▶ **Challenge**
Each line that holds the string "ТСРВ" counts once; say how many such lines there are and add nothing.

▶ **Rows from a dataset**
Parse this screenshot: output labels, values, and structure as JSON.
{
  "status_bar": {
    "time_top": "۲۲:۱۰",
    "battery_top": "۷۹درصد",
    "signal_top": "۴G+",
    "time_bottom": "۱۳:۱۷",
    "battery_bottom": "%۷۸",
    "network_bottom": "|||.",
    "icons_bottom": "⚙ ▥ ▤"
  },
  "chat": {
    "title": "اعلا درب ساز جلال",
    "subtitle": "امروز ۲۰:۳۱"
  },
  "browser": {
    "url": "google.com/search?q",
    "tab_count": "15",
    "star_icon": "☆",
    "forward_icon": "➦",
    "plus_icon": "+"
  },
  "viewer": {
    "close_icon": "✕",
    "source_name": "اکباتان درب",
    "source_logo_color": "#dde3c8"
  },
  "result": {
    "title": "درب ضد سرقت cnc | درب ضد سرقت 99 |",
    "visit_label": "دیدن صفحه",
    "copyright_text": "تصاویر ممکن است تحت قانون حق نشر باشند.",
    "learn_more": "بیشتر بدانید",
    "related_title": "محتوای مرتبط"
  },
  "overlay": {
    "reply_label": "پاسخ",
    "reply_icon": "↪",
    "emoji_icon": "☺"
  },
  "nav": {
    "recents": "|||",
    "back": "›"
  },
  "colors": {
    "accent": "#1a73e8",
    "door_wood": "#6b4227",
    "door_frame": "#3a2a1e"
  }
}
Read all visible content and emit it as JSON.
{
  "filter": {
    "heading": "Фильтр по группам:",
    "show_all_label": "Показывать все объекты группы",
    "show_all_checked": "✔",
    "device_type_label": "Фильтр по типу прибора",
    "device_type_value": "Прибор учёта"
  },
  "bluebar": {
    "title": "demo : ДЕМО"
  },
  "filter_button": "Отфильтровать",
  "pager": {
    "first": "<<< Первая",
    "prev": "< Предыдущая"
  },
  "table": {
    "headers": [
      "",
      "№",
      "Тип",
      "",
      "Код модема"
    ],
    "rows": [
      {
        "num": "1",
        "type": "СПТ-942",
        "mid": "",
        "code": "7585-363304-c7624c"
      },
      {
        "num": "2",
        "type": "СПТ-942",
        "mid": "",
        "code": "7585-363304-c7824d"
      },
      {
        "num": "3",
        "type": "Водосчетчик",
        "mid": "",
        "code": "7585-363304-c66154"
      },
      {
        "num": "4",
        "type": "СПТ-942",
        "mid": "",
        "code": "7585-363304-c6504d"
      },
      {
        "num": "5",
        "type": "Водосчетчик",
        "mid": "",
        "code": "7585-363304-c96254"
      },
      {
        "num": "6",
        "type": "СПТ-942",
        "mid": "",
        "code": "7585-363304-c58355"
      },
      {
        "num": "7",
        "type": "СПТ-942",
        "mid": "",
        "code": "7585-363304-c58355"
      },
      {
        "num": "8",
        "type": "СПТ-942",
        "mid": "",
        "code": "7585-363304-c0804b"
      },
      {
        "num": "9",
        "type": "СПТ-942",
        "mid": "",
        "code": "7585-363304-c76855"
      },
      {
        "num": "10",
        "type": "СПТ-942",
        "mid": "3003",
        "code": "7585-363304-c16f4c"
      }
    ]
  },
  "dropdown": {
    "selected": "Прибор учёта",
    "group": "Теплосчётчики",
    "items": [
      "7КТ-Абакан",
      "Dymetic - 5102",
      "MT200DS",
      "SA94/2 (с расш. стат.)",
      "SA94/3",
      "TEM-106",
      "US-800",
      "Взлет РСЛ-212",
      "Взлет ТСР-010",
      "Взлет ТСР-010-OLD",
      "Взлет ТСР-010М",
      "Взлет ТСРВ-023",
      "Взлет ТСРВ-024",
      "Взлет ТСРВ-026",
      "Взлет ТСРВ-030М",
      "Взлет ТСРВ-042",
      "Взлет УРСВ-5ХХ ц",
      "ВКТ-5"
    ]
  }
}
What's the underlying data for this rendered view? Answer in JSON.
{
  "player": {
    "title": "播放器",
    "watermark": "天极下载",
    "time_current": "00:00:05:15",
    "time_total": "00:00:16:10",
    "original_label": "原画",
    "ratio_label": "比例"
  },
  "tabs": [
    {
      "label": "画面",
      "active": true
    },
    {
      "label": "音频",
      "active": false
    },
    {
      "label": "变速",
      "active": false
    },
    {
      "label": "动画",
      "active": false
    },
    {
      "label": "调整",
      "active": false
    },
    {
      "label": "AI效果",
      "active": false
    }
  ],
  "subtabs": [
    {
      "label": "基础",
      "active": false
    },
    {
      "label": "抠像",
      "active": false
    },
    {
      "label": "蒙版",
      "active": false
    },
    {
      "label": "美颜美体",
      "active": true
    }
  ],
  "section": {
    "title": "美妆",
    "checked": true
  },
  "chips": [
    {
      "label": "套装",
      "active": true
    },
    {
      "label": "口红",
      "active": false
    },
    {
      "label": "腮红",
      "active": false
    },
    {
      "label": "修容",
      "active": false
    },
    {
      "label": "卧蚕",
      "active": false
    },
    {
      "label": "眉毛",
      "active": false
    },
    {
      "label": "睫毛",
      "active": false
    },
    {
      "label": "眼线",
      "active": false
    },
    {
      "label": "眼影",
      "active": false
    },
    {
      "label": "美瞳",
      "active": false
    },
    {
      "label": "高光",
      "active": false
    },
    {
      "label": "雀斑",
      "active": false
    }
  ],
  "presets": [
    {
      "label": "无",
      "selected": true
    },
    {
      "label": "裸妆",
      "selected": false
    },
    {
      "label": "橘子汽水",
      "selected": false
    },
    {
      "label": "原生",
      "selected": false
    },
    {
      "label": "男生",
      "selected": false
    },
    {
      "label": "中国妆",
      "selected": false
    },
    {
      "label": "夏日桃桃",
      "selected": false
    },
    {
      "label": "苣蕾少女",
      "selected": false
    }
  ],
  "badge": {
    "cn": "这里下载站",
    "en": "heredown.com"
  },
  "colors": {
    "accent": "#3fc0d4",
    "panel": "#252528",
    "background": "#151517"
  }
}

▶ **Written response**
5